------ Material provided

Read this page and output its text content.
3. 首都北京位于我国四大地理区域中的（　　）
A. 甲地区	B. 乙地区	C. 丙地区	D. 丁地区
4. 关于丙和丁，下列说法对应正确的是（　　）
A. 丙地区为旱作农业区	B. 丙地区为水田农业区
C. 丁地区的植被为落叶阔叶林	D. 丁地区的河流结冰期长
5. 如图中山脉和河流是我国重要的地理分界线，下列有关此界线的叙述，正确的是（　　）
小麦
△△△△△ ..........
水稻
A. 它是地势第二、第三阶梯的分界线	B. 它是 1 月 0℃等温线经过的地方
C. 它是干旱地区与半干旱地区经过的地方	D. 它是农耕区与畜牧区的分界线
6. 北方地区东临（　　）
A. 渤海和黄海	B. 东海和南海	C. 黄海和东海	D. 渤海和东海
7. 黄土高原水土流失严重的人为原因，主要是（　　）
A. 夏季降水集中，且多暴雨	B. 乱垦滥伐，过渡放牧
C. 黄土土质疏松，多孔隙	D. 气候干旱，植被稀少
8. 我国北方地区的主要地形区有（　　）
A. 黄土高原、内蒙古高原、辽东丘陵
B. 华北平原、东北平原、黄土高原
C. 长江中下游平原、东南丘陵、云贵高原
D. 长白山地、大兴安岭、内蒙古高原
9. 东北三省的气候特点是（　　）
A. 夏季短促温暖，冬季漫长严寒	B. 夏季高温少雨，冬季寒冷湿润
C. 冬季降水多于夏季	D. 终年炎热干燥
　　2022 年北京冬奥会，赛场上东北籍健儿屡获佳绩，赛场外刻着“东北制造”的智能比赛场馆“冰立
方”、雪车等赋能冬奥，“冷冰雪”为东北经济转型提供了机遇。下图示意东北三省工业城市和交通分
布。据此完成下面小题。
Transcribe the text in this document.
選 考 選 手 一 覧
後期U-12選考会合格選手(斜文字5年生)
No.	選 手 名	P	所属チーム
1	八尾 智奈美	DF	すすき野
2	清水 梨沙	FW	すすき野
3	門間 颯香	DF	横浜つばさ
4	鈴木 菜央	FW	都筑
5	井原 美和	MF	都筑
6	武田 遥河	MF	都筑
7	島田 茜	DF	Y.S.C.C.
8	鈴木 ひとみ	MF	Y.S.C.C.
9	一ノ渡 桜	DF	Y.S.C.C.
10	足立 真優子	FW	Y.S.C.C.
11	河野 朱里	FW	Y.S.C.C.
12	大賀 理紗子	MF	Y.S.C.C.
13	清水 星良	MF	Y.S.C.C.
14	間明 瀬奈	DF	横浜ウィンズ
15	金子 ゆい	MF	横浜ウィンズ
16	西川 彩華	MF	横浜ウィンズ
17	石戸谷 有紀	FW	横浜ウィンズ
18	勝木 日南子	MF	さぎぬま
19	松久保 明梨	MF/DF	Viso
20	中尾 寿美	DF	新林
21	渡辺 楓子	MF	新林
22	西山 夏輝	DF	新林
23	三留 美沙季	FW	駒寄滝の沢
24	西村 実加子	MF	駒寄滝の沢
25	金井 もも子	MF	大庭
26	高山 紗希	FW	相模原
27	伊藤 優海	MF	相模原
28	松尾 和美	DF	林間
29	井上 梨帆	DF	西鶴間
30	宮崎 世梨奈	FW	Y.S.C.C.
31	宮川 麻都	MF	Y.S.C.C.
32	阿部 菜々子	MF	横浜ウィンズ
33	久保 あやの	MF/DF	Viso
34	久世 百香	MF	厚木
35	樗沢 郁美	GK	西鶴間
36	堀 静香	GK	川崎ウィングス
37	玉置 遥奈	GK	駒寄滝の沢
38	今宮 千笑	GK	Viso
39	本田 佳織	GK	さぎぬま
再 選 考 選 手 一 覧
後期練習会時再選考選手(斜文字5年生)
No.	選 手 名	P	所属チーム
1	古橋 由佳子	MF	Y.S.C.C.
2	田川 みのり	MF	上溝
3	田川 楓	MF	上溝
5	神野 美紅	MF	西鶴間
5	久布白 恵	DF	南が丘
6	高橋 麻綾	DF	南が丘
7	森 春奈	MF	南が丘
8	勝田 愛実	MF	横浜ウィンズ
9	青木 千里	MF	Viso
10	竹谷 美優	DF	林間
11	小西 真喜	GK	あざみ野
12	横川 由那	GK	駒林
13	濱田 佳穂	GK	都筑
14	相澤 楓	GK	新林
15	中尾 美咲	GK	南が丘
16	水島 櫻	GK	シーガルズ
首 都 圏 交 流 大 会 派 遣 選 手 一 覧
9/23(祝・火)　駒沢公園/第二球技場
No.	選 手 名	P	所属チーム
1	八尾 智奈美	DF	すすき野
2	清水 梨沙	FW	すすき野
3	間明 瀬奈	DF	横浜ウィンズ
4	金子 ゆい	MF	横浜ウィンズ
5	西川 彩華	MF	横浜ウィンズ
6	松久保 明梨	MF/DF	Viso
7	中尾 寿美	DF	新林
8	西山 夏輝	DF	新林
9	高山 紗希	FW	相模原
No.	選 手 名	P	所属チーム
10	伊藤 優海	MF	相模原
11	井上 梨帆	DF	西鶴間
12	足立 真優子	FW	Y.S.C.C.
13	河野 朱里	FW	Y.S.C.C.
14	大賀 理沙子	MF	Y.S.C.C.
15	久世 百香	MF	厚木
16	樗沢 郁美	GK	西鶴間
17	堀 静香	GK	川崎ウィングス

------------

» **Exercise goal**
Gather each line that holds "text".

» **Answer to this problem**
Read this page and output its text content.
Transcribe the text in this document.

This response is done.